[Part of a data file]
(begin)
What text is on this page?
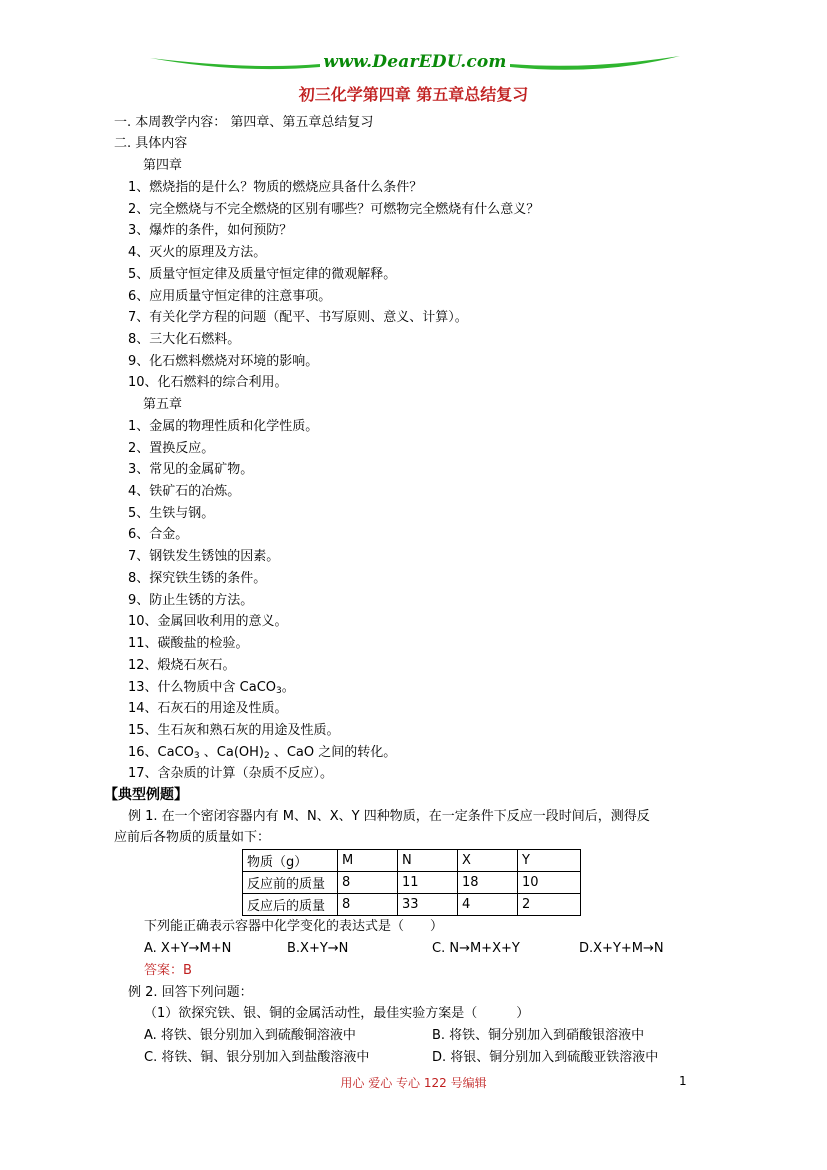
www.DearEDU.com
初三化学第四章 第五章总结复习
一. 本周教学内容： 第四章、第五章总结复习
二. 具体内容
第四章
1、燃烧指的是什么？物质的燃烧应具备什么条件？
2、完全燃烧与不完全燃烧的区别有哪些？可燃物完全燃烧有什么意义？
3、爆炸的条件，如何预防？
4、灭火的原理及方法。
5、质量守恒定律及质量守恒定律的微观解释。
6、应用质量守恒定律的注意事项。
7、有关化学方程的问题（配平、书写原则、意义、计算）。
8、三大化石燃料。
9、化石燃料燃烧对环境的影响。
10、化石燃料的综合利用。
第五章
1、金属的物理性质和化学性质。
2、置换反应。
3、常见的金属矿物。
4、铁矿石的冶炼。
5、生铁与钢。
6、合金。
7、钢铁发生锈蚀的因素。
8、探究铁生锈的条件。
9、防止生锈的方法。
10、金属回收利用的意义。
11、碳酸盐的检验。
12、煅烧石灰石。
13、什么物质中含 CaCO$_3$。
14、石灰石的用途及性质。
15、生石灰和熟石灰的用途及性质。
16、CaCO$_3$ 、$Ca(OH)_2$ 、CaO 之间的转化。
17、含杂质的计算（杂质不反应）。
【典型例题】
例 1. 在一个密闭容器内有 M、N、X、Y 四种物质，在一定条件下反应一段时间后，测得反
应前后各物质的质量如下：
物质（g）	M	N	X	Y
反应前的质量	8	11	18	10
反应后的质量	8	33	4	2
下列能正确表示容器中化学变化的表达式是（　　）
A. X+Y→M+N	B.X+Y→N	C. N→M+X+Y	D.X+Y+M→N
答案：B
例 2. 回答下列问题：
（1）欲探究铁、银、铜的金属活动性，最佳实验方案是（　　　）
A. 将铁、银分别加入到硫酸铜溶液中	B. 将铁、铜分别加入到硝酸银溶液中
C. 将铁、铜、银分别加入到盐酸溶液中	D. 将银、铜分别加入到硫酸亚铁溶液中
用心 爱心 专心 122 号编辑	1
(end)
**Given task:**
Find all the lines containing "CaCO" in the material, then copy them.

**Final answer:**
13、什么物质中含 CaCO$_3$。
16、CaCO$_3$ 、$Ca(OH)_2$ 、CaO 之间的转化。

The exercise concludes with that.